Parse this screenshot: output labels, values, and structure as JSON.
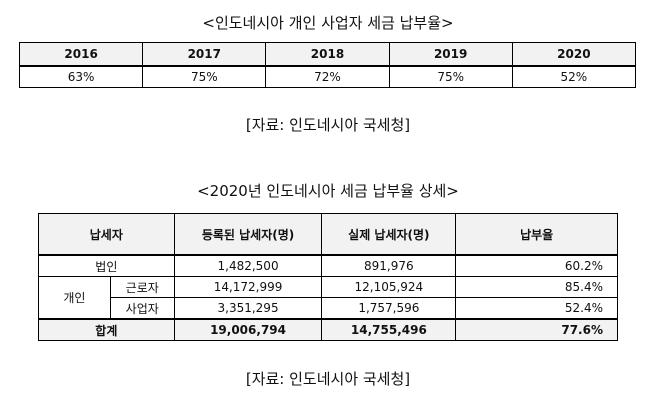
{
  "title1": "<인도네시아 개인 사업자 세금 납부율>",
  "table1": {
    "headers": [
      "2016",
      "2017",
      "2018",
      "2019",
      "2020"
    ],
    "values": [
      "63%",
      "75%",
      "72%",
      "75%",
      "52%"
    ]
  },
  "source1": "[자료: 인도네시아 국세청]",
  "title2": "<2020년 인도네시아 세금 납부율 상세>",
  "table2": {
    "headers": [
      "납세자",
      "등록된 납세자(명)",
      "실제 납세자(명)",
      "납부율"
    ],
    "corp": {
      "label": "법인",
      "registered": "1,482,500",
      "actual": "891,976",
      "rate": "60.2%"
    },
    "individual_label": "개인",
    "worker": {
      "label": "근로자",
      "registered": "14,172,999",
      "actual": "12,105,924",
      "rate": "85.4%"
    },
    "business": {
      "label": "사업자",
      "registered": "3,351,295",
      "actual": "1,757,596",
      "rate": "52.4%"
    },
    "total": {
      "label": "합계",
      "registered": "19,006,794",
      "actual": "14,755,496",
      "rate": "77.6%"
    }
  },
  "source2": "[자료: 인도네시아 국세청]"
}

____________________

__DIRECTION__.
Give back every line exactly as it stands, pictures excluded.

__FULL ANSWER__.
Parse this screenshot: output labels, values, and structure as JSON.
{
  "title1": "<인도네시아 개인 사업자 세금 납부율>",
  "table1": {
    "headers": [
      "2016",
      "2017",
      "2018",
      "2019",
      "2020"
    ],
    "values": [
      "63%",
      "75%",
      "72%",
      "75%",
      "52%"
    ]
  },
  "source1": "[자료: 인도네시아 국세청]",
  "title2": "<2020년 인도네시아 세금 납부율 상세>",
  "table2": {
    "headers": [
      "납세자",
      "등록된 납세자(명)",
      "실제 납세자(명)",
      "납부율"
    ],
    "corp": {
      "label": "법인",
      "registered": "1,482,500",
      "actual": "891,976",
      "rate": "60.2%"
    },
    "individual_label": "개인",
    "worker": {
      "label": "근로자",
      "registered": "14,172,999",
      "actual": "12,105,924",
      "rate": "85.4%"
    },
    "business": {
      "label": "사업자",
      "registered": "3,351,295",
      "actual": "1,757,596",
      "rate": "52.4%"
    },
    "total": {
      "label": "합계",
      "registered": "19,006,794",
      "actual": "14,755,496",
      "rate": "77.6%"
    }
  },
  "source2": "[자료: 인도네시아 국세청]"
}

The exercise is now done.